Show each line from the listing that includes the word "sich".
+++ Available records
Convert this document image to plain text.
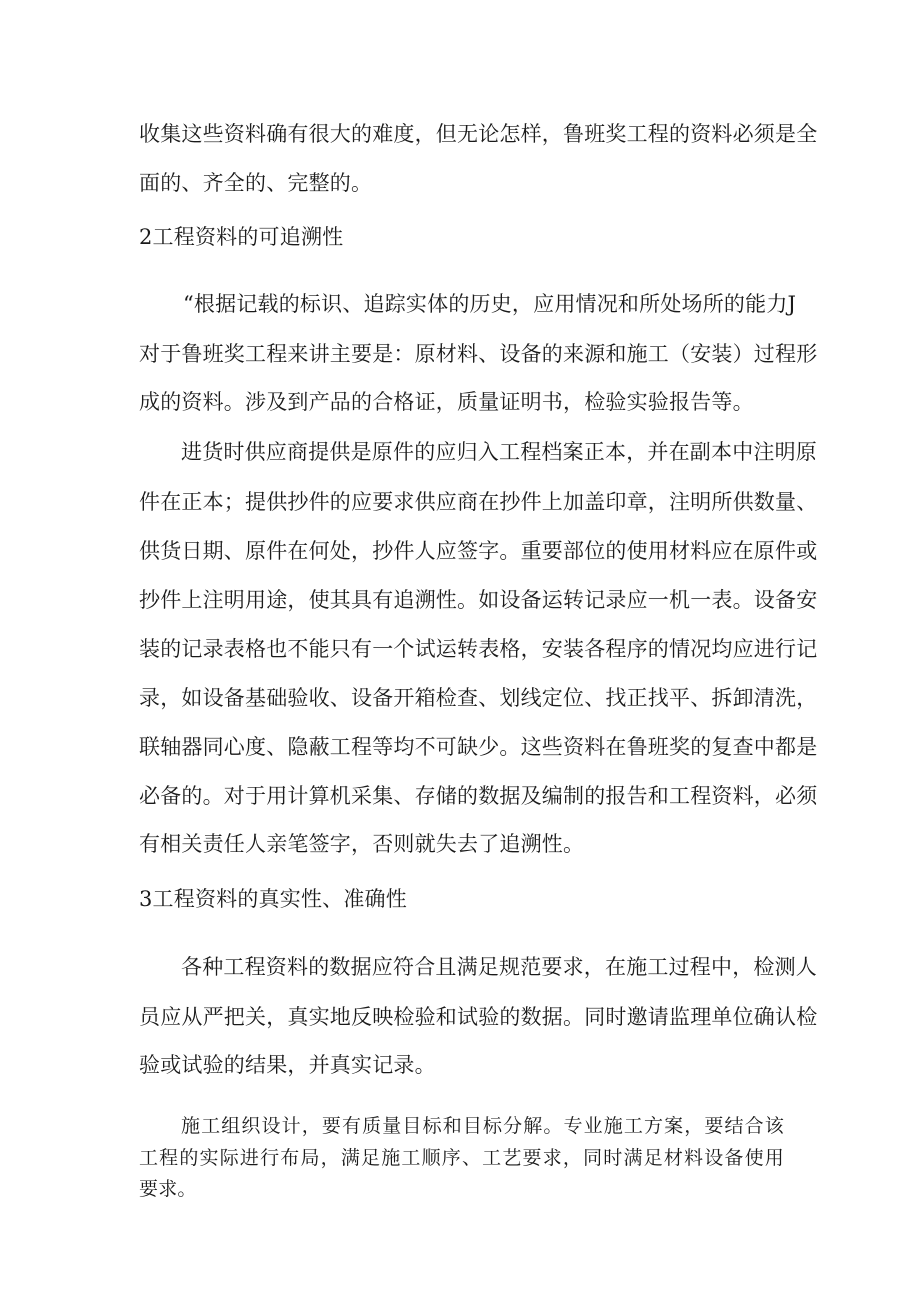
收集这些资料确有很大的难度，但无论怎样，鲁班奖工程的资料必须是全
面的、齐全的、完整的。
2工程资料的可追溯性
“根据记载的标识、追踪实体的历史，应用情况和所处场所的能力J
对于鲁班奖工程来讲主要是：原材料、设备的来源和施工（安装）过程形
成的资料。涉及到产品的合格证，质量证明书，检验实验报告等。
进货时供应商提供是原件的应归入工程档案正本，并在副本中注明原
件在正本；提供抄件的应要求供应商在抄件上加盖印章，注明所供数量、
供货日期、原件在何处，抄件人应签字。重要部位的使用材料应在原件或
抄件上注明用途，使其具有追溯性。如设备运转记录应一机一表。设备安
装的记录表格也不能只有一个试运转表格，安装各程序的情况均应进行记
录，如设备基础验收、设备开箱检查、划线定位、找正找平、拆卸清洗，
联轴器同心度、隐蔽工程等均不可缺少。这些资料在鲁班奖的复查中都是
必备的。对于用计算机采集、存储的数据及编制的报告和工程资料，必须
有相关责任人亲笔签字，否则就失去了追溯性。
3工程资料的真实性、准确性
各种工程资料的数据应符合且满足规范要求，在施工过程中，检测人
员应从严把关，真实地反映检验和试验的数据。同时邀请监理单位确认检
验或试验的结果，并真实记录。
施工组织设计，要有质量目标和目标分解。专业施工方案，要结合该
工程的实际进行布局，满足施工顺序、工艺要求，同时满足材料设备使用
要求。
++++++
+++ Available records
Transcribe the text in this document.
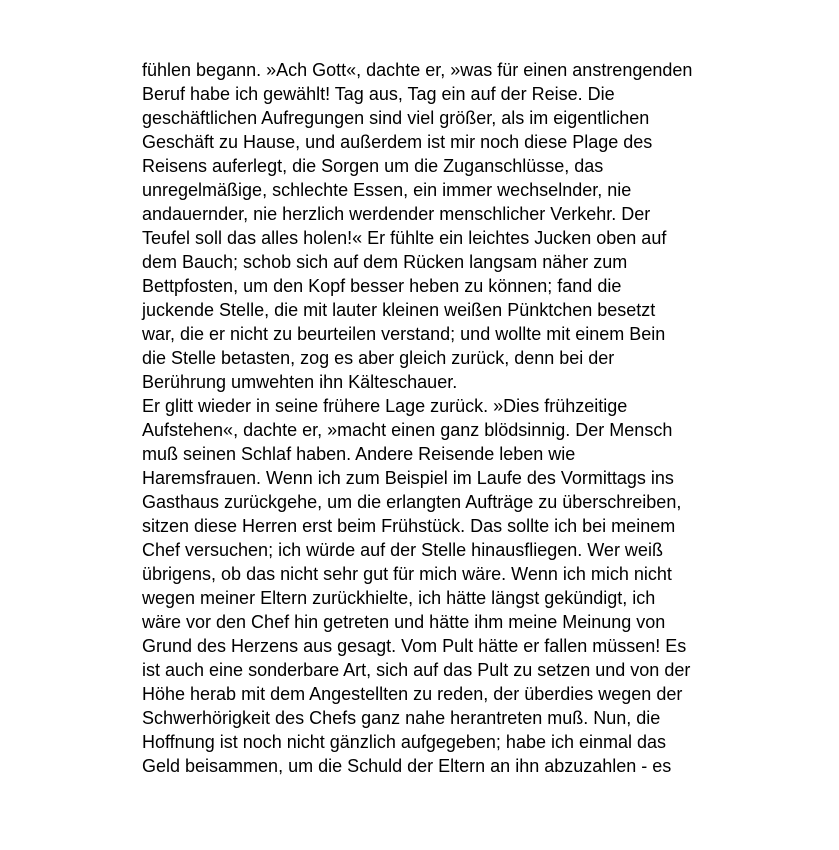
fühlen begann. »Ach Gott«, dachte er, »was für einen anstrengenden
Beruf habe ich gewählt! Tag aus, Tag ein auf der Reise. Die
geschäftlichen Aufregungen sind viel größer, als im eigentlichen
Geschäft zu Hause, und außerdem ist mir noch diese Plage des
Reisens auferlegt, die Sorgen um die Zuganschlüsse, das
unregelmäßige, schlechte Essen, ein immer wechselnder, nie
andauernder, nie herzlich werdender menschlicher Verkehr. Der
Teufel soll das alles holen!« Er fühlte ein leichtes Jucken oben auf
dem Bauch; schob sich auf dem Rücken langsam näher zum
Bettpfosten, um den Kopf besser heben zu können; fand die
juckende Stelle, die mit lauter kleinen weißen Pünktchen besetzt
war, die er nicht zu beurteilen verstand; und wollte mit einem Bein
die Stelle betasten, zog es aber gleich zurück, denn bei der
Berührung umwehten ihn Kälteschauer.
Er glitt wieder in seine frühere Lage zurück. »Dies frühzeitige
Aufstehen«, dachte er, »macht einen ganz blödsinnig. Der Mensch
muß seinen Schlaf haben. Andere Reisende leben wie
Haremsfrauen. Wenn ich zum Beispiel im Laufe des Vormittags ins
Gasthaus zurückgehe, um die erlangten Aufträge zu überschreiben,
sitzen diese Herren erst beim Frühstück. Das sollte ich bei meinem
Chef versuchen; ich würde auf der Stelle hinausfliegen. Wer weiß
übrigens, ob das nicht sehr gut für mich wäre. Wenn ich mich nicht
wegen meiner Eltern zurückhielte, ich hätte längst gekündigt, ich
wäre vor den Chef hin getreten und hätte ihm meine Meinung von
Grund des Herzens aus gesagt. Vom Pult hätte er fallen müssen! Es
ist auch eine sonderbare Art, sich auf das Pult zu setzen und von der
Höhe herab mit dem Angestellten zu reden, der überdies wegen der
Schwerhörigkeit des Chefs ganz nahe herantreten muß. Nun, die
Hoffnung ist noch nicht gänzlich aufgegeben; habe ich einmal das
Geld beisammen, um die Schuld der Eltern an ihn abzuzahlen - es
++++++
+++ Available records
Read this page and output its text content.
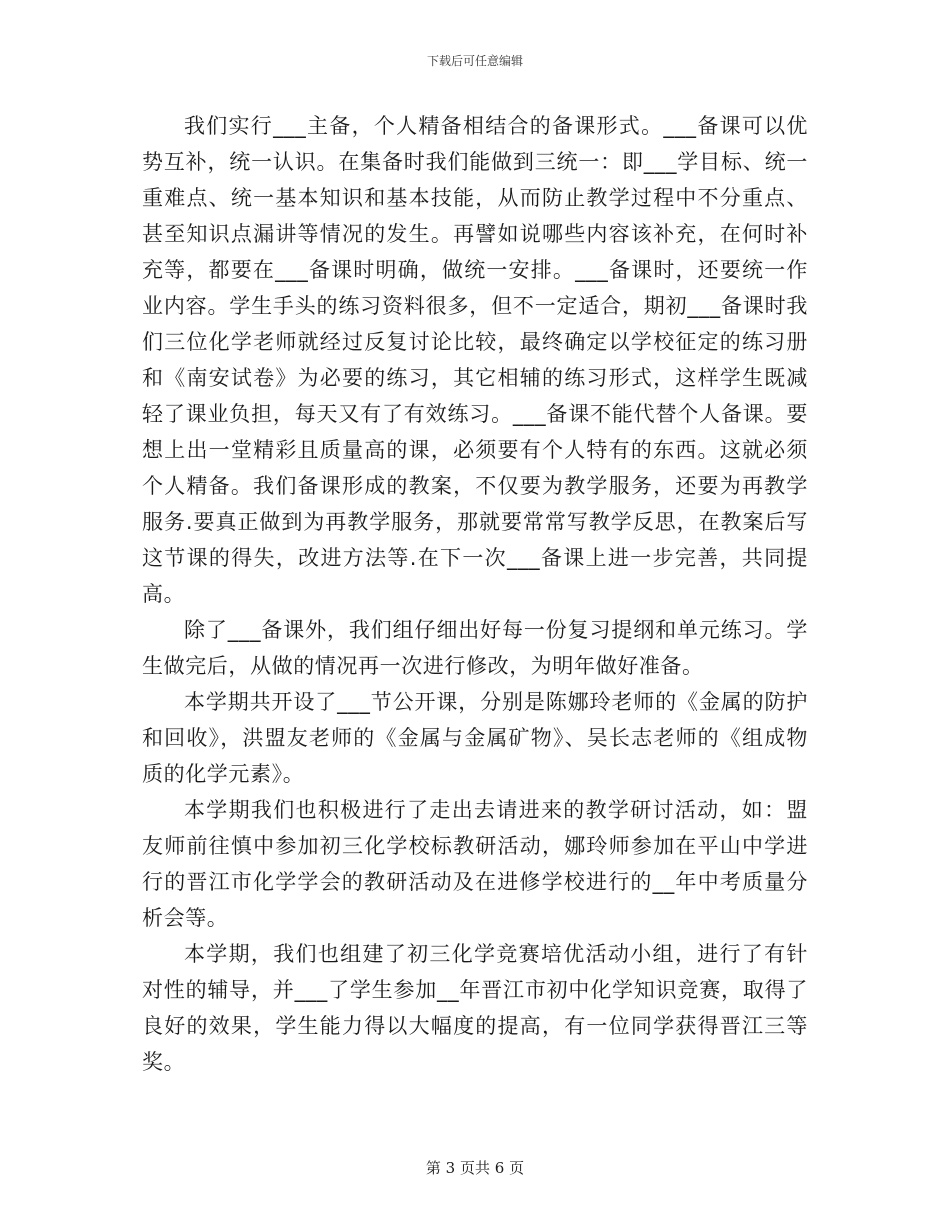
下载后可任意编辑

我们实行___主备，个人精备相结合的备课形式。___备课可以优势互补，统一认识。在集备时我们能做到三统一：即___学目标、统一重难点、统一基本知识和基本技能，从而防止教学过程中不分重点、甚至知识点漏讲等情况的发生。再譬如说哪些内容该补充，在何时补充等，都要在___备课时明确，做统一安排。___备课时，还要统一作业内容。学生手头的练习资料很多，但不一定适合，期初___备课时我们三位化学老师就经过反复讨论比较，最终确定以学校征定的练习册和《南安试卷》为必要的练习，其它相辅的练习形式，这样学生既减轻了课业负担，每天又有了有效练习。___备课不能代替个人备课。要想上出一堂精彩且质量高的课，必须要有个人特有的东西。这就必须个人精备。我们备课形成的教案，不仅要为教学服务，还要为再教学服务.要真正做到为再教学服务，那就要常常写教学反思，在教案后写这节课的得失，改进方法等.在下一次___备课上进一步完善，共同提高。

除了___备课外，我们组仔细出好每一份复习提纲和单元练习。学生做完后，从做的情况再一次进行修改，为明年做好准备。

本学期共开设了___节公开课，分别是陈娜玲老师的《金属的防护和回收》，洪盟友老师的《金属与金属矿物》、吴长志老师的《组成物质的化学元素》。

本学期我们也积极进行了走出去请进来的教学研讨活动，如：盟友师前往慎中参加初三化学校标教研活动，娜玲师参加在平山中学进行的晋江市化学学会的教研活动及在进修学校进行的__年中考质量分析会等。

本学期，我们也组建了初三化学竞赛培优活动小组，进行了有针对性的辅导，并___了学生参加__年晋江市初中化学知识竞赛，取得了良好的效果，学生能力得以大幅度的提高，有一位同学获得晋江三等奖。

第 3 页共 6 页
++++++
_Full response:_
dem Bauch; schob sich auf dem Rücken langsam näher zum
ist auch eine sonderbare Art, sich auf das Pult zu setzen und von der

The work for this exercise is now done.